WHAT IS EXPECTED: Output every line below exactly.

Source data:
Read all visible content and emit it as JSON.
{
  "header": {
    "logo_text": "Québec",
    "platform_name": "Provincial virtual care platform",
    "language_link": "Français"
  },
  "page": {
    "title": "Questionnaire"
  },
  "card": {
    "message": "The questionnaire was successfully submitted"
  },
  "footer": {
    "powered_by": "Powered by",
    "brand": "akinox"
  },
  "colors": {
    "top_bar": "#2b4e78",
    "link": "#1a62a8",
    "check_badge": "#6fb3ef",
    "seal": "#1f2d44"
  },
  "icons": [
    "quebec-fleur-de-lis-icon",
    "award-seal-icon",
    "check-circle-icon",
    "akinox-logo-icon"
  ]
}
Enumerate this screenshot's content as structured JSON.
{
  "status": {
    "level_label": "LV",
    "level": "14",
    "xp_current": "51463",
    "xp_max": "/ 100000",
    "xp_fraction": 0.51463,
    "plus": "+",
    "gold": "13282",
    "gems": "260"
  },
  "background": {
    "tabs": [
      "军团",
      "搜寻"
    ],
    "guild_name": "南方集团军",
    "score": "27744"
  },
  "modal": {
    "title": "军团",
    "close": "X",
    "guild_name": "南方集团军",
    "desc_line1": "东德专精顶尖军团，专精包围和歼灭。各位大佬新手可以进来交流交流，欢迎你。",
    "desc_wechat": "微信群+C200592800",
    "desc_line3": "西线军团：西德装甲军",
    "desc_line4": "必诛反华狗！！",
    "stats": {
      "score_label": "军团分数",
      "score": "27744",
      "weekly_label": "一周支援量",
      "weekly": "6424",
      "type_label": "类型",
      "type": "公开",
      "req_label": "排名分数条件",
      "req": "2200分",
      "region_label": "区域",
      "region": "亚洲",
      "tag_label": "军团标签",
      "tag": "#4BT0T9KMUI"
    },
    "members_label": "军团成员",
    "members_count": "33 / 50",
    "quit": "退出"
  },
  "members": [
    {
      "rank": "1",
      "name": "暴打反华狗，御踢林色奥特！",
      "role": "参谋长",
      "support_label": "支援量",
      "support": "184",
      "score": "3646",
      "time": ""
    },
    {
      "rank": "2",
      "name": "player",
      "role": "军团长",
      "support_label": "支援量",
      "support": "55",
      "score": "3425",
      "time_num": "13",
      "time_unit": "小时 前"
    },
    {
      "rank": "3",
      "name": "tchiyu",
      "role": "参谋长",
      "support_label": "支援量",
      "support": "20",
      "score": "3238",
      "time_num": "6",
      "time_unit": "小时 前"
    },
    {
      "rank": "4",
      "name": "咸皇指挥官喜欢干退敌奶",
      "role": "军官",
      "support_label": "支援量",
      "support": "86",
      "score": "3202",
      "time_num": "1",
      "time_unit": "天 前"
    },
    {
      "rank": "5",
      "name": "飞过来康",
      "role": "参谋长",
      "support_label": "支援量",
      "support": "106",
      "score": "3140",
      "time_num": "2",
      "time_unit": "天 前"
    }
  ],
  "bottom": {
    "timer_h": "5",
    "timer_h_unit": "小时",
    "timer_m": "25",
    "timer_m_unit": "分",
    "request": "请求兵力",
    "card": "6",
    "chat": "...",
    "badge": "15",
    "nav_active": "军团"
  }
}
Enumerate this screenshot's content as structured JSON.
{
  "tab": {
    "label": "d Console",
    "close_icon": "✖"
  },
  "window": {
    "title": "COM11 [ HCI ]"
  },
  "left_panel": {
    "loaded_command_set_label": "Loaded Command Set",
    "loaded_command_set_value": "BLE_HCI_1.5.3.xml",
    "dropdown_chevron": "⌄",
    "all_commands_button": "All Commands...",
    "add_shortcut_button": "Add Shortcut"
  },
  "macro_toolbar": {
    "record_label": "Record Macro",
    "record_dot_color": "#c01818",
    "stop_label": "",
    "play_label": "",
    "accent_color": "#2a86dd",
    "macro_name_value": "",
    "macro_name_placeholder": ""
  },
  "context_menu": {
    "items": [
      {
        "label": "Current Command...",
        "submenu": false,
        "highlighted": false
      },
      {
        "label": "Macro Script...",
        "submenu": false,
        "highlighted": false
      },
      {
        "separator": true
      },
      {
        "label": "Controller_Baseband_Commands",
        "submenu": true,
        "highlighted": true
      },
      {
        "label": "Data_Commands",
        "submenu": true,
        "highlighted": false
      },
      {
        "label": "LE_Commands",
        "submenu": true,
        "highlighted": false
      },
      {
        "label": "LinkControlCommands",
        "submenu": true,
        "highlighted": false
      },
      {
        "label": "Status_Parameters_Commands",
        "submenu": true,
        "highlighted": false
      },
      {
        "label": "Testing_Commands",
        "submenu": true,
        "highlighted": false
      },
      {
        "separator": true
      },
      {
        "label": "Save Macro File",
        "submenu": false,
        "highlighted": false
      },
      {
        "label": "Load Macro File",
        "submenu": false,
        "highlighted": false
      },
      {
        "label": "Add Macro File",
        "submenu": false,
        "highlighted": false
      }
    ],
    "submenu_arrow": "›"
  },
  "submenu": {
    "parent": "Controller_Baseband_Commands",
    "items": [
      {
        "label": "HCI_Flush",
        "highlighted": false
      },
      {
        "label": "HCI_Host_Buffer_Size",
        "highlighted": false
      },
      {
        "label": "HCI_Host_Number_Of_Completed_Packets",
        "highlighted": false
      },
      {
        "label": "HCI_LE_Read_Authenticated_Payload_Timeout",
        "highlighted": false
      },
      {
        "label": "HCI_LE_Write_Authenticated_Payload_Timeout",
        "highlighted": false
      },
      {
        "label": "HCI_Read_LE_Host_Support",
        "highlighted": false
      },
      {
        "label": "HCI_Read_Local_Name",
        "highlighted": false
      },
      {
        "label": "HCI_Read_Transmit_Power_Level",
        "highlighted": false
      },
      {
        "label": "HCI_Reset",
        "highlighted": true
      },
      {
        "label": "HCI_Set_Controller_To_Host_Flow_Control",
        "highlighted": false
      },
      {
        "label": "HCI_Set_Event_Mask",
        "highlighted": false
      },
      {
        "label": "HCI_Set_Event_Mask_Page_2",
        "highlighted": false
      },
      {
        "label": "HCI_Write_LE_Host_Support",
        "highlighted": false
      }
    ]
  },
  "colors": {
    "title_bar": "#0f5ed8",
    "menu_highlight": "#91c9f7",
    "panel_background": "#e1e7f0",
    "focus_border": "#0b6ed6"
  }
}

SOLVED PROBLEM:
Read all visible content and emit it as JSON.
{
  "header": {
    "logo_text": "Québec",
    "platform_name": "Provincial virtual care platform",
    "language_link": "Français"
  },
  "page": {
    "title": "Questionnaire"
  },
  "card": {
    "message": "The questionnaire was successfully submitted"
  },
  "footer": {
    "powered_by": "Powered by",
    "brand": "akinox"
  },
  "colors": {
    "top_bar": "#2b4e78",
    "link": "#1a62a8",
    "check_badge": "#6fb3ef",
    "seal": "#1f2d44"
  },
  "icons": [
    "quebec-fleur-de-lis-icon",
    "award-seal-icon",
    "check-circle-icon",
    "akinox-logo-icon"
  ]
}
Enumerate this screenshot's content as structured JSON.
{
  "status": {
    "level_label": "LV",
    "level": "14",
    "xp_current": "51463",
    "xp_max": "/ 100000",
    "xp_fraction": 0.51463,
    "plus": "+",
    "gold": "13282",
    "gems": "260"
  },
  "background": {
    "tabs": [
      "军团",
      "搜寻"
    ],
    "guild_name": "南方集团军",
    "score": "27744"
  },
  "modal": {
    "title": "军团",
    "close": "X",
    "guild_name": "南方集团军",
    "desc_line1": "东德专精顶尖军团，专精包围和歼灭。各位大佬新手可以进来交流交流，欢迎你。",
    "desc_wechat": "微信群+C200592800",
    "desc_line3": "西线军团：西德装甲军",
    "desc_line4": "必诛反华狗！！",
    "stats": {
      "score_label": "军团分数",
      "score": "27744",
      "weekly_label": "一周支援量",
      "weekly": "6424",
      "type_label": "类型",
      "type": "公开",
      "req_label": "排名分数条件",
      "req": "2200分",
      "region_label": "区域",
      "region": "亚洲",
      "tag_label": "军团标签",
      "tag": "#4BT0T9KMUI"
    },
    "members_label": "军团成员",
    "members_count": "33 / 50",
    "quit": "退出"
  },
  "members": [
    {
      "rank": "1",
      "name": "暴打反华狗，御踢林色奥特！",
      "role": "参谋长",
      "support_label": "支援量",
      "support": "184",
      "score": "3646",
      "time": ""
    },
    {
      "rank": "2",
      "name": "player",
      "role": "军团长",
      "support_label": "支援量",
      "support": "55",
      "score": "3425",
      "time_num": "13",
      "time_unit": "小时 前"
    },
    {
      "rank": "3",
      "name": "tchiyu",
      "role": "参谋长",
      "support_label": "支援量",
      "support": "20",
      "score": "3238",
      "time_num": "6",
      "time_unit": "小时 前"
    },
    {
      "rank": "4",
      "name": "咸皇指挥官喜欢干退敌奶",
      "role": "军官",
      "support_label": "支援量",
      "support": "86",
      "score": "3202",
      "time_num": "1",
      "time_unit": "天 前"
    },
    {
      "rank": "5",
      "name": "飞过来康",
      "role": "参谋长",
      "support_label": "支援量",
      "support": "106",
      "score": "3140",
      "time_num": "2",
      "time_unit": "天 前"
    }
  ],
  "bottom": {
    "timer_h": "5",
    "timer_h_unit": "小时",
    "timer_m": "25",
    "timer_m_unit": "分",
    "request": "请求兵力",
    "card": "6",
    "chat": "...",
    "badge": "15",
    "nav_active": "军团"
  }
}
Enumerate this screenshot's content as structured JSON.
{
  "tab": {
    "label": "d Console",
    "close_icon": "✖"
  },
  "window": {
    "title": "COM11 [ HCI ]"
  },
  "left_panel": {
    "loaded_command_set_label": "Loaded Command Set",
    "loaded_command_set_value": "BLE_HCI_1.5.3.xml",
    "dropdown_chevron": "⌄",
    "all_commands_button": "All Commands...",
    "add_shortcut_button": "Add Shortcut"
  },
  "macro_toolbar": {
    "record_label": "Record Macro",
    "record_dot_color": "#c01818",
    "stop_label": "",
    "play_label": "",
    "accent_color": "#2a86dd",
    "macro_name_value": "",
    "macro_name_placeholder": ""
  },
  "context_menu": {
    "items": [
      {
        "label": "Current Command...",
        "submenu": false,
        "highlighted": false
      },
      {
        "label": "Macro Script...",
        "submenu": false,
        "highlighted": false
      },
      {
        "separator": true
      },
      {
        "label": "Controller_Baseband_Commands",
        "submenu": true,
        "highlighted": true
      },
      {
        "label": "Data_Commands",
        "submenu": true,
        "highlighted": false
      },
      {
        "label": "LE_Commands",
        "submenu": true,
        "highlighted": false
      },
      {
        "label": "LinkControlCommands",
        "submenu": true,
        "highlighted": false
      },
      {
        "label": "Status_Parameters_Commands",
        "submenu": true,
        "highlighted": false
      },
      {
        "label": "Testing_Commands",
        "submenu": true,
        "highlighted": false
      },
      {
        "separator": true
      },
      {
        "label": "Save Macro File",
        "submenu": false,
        "highlighted": false
      },
      {
        "label": "Load Macro File",
        "submenu": false,
        "highlighted": false
      },
      {
        "label": "Add Macro File",
        "submenu": false,
        "highlighted": false
      }
    ],
    "submenu_arrow": "›"
  },
  "submenu": {
    "parent": "Controller_Baseband_Commands",
    "items": [
      {
        "label": "HCI_Flush",
        "highlighted": false
      },
      {
        "label": "HCI_Host_Buffer_Size",
        "highlighted": false
      },
      {
        "label": "HCI_Host_Number_Of_Completed_Packets",
        "highlighted": false
      },
      {
        "label": "HCI_LE_Read_Authenticated_Payload_Timeout",
        "highlighted": false
      },
      {
        "label": "HCI_LE_Write_Authenticated_Payload_Timeout",
        "highlighted": false
      },
      {
        "label": "HCI_Read_LE_Host_Support",
        "highlighted": false
      },
      {
        "label": "HCI_Read_Local_Name",
        "highlighted": false
      },
      {
        "label": "HCI_Read_Transmit_Power_Level",
        "highlighted": false
      },
      {
        "label": "HCI_Reset",
        "highlighted": true
      },
      {
        "label": "HCI_Set_Controller_To_Host_Flow_Control",
        "highlighted": false
      },
      {
        "label": "HCI_Set_Event_Mask",
        "highlighted": false
      },
      {
        "label": "HCI_Set_Event_Mask_Page_2",
        "highlighted": false
      },
      {
        "label": "HCI_Write_LE_Host_Support",
        "highlighted": false
      }
    ]
  },
  "colors": {
    "title_bar": "#0f5ed8",
    "menu_highlight": "#91c9f7",
    "panel_background": "#e1e7f0",
    "focus_border": "#0b6ed6"
  }
}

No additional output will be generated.